— Begin —

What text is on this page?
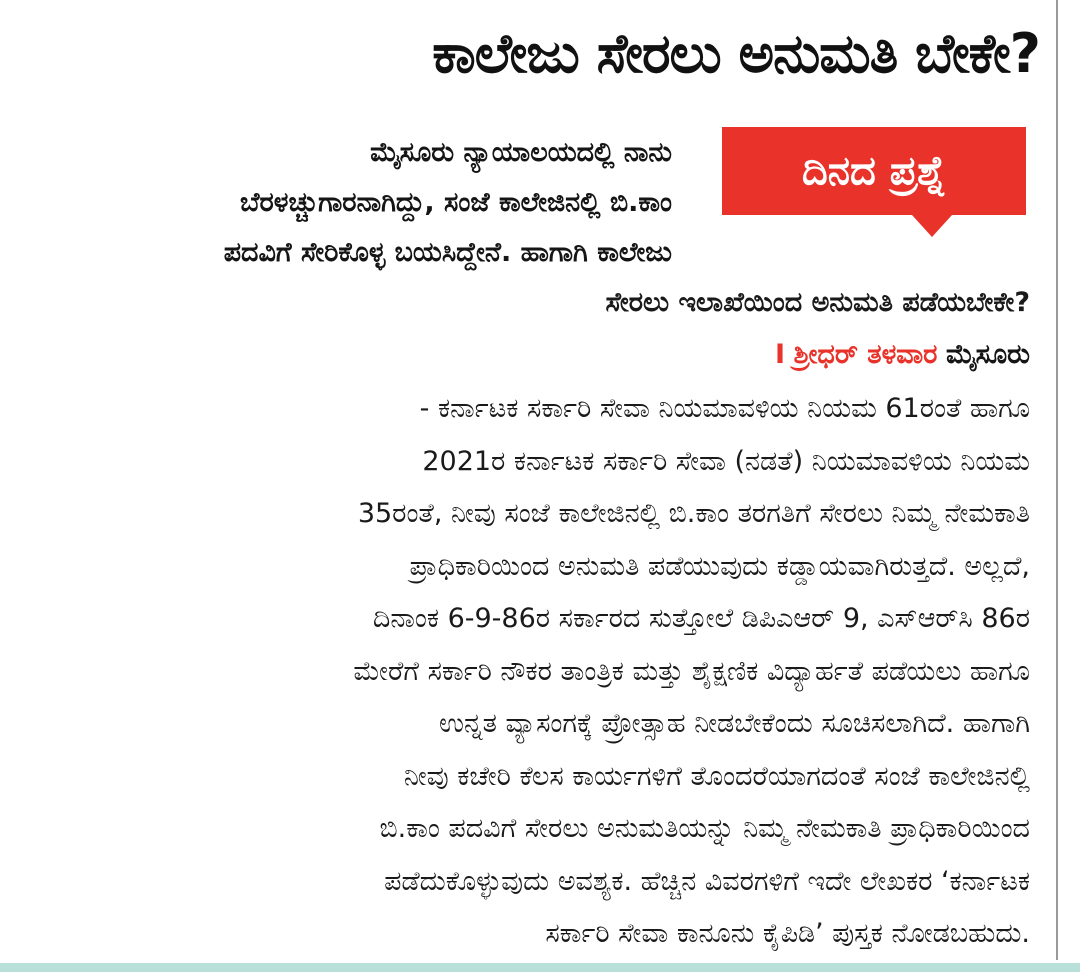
ಕಾಲೇಜು ಸೇರಲು ಅನುಮತಿ ಬೇಕೇ?
ದಿನದ ಪ್ರಶ್ನೆ
ಮೈಸೂರು ನ್ಯಾಯಾಲಯದಲ್ಲಿ ನಾನು
ಬೆರಳಚ್ಚುಗಾರನಾಗಿದ್ದು, ಸಂಜೆ ಕಾಲೇಜಿನಲ್ಲಿ ಬಿ.ಕಾಂ
ಪದವಿಗೆ ಸೇರಿಕೊಳ್ಳ ಬಯಸಿದ್ದೇನೆ. ಹಾಗಾಗಿ ಕಾಲೇಜು
ಸೇರಲು ಇಲಾಖೆಯಿಂದ ಅನುಮತಿ ಪಡೆಯಬೇಕೇ?
I ಶ್ರೀಧರ್ ತಳವಾರ ಮೈಸೂರು
- ಕರ್ನಾಟಕ ಸರ್ಕಾರಿ ಸೇವಾ ನಿಯಮಾವಳಿಯ ನಿಯಮ 61ರಂತೆ ಹಾಗೂ
2021ರ ಕರ್ನಾಟಕ ಸರ್ಕಾರಿ ಸೇವಾ (ನಡತೆ) ನಿಯಮಾವಳಿಯ ನಿಯಮ
35ರಂತೆ, ನೀವು ಸಂಜೆ ಕಾಲೇಜಿನಲ್ಲಿ ಬಿ.ಕಾಂ ತರಗತಿಗೆ ಸೇರಲು ನಿಮ್ಮ ನೇಮಕಾತಿ
ಪ್ರಾಧಿಕಾರಿಯಿಂದ ಅನುಮತಿ ಪಡೆಯುವುದು ಕಡ್ಡಾಯವಾಗಿರುತ್ತದೆ. ಅಲ್ಲದೆ,
ದಿನಾಂಕ 6-9-86ರ ಸರ್ಕಾರದ ಸುತ್ತೋಲೆ ಡಿಪಿಎಆರ್ 9, ಎಸ್ಆರ್‌ಸಿ 86ರ
ಮೇರೆಗೆ ಸರ್ಕಾರಿ ನೌಕರ ತಾಂತ್ರಿಕ ಮತ್ತು ಶೈಕ್ಷಣಿಕ ವಿದ್ಯಾರ್ಹತೆ ಪಡೆಯಲು ಹಾಗೂ
ಉನ್ನತ ವ್ಯಾಸಂಗಕ್ಕೆ ಪ್ರೋತ್ಸಾಹ ನೀಡಬೇಕೆಂದು ಸೂಚಿಸಲಾಗಿದೆ. ಹಾಗಾಗಿ
ನೀವು ಕಚೇರಿ ಕೆಲಸ ಕಾರ್ಯಗಳಿಗೆ ತೊಂದರೆಯಾಗದಂತೆ ಸಂಜೆ ಕಾಲೇಜಿನಲ್ಲಿ
ಬಿ.ಕಾಂ ಪದವಿಗೆ ಸೇರಲು ಅನುಮತಿಯನ್ನು ನಿಮ್ಮ ನೇಮಕಾತಿ ಪ್ರಾಧಿಕಾರಿಯಿಂದ
ಪಡೆದುಕೊಳ್ಳುವುದು ಅವಶ್ಯಕ. ಹೆಚ್ಚಿನ ವಿವರಗಳಿಗೆ ಇದೇ ಲೇಖಕರ ‘ಕರ್ನಾಟಕ
ಸರ್ಕಾರಿ ಸೇವಾ ಕಾನೂನು ಕೈಪಿಡಿ’ ಪುಸ್ತಕ ನೋಡಬಹುದು.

— End —

Job:
Quote all the lines above exactly as given. Do not include the pictures.

Solved exercise:
What text is on this page?
ಕಾಲೇಜು ಸೇರಲು ಅನುಮತಿ ಬೇಕೇ?
ದಿನದ ಪ್ರಶ್ನೆ
ಮೈಸೂರು ನ್ಯಾಯಾಲಯದಲ್ಲಿ ನಾನು
ಬೆರಳಚ್ಚುಗಾರನಾಗಿದ್ದು, ಸಂಜೆ ಕಾಲೇಜಿನಲ್ಲಿ ಬಿ.ಕಾಂ
ಪದವಿಗೆ ಸೇರಿಕೊಳ್ಳ ಬಯಸಿದ್ದೇನೆ. ಹಾಗಾಗಿ ಕಾಲೇಜು
ಸೇರಲು ಇಲಾಖೆಯಿಂದ ಅನುಮತಿ ಪಡೆಯಬೇಕೇ?
I ಶ್ರೀಧರ್ ತಳವಾರ ಮೈಸೂರು
- ಕರ್ನಾಟಕ ಸರ್ಕಾರಿ ಸೇವಾ ನಿಯಮಾವಳಿಯ ನಿಯಮ 61ರಂತೆ ಹಾಗೂ
2021ರ ಕರ್ನಾಟಕ ಸರ್ಕಾರಿ ಸೇವಾ (ನಡತೆ) ನಿಯಮಾವಳಿಯ ನಿಯಮ
35ರಂತೆ, ನೀವು ಸಂಜೆ ಕಾಲೇಜಿನಲ್ಲಿ ಬಿ.ಕಾಂ ತರಗತಿಗೆ ಸೇರಲು ನಿಮ್ಮ ನೇಮಕಾತಿ
ಪ್ರಾಧಿಕಾರಿಯಿಂದ ಅನುಮತಿ ಪಡೆಯುವುದು ಕಡ್ಡಾಯವಾಗಿರುತ್ತದೆ. ಅಲ್ಲದೆ,
ದಿನಾಂಕ 6-9-86ರ ಸರ್ಕಾರದ ಸುತ್ತೋಲೆ ಡಿಪಿಎಆರ್ 9, ಎಸ್ಆರ್‌ಸಿ 86ರ
ಮೇರೆಗೆ ಸರ್ಕಾರಿ ನೌಕರ ತಾಂತ್ರಿಕ ಮತ್ತು ಶೈಕ್ಷಣಿಕ ವಿದ್ಯಾರ್ಹತೆ ಪಡೆಯಲು ಹಾಗೂ
ಉನ್ನತ ವ್ಯಾಸಂಗಕ್ಕೆ ಪ್ರೋತ್ಸಾಹ ನೀಡಬೇಕೆಂದು ಸೂಚಿಸಲಾಗಿದೆ. ಹಾಗಾಗಿ
ನೀವು ಕಚೇರಿ ಕೆಲಸ ಕಾರ್ಯಗಳಿಗೆ ತೊಂದರೆಯಾಗದಂತೆ ಸಂಜೆ ಕಾಲೇಜಿನಲ್ಲಿ
ಬಿ.ಕಾಂ ಪದವಿಗೆ ಸೇರಲು ಅನುಮತಿಯನ್ನು ನಿಮ್ಮ ನೇಮಕಾತಿ ಪ್ರಾಧಿಕಾರಿಯಿಂದ
ಪಡೆದುಕೊಳ್ಳುವುದು ಅವಶ್ಯಕ. ಹೆಚ್ಚಿನ ವಿವರಗಳಿಗೆ ಇದೇ ಲೇಖಕರ ‘ಕರ್ನಾಟಕ
ಸರ್ಕಾರಿ ಸೇವಾ ಕಾನೂನು ಕೈಪಿಡಿ’ ಪುಸ್ತಕ ನೋಡಬಹುದು.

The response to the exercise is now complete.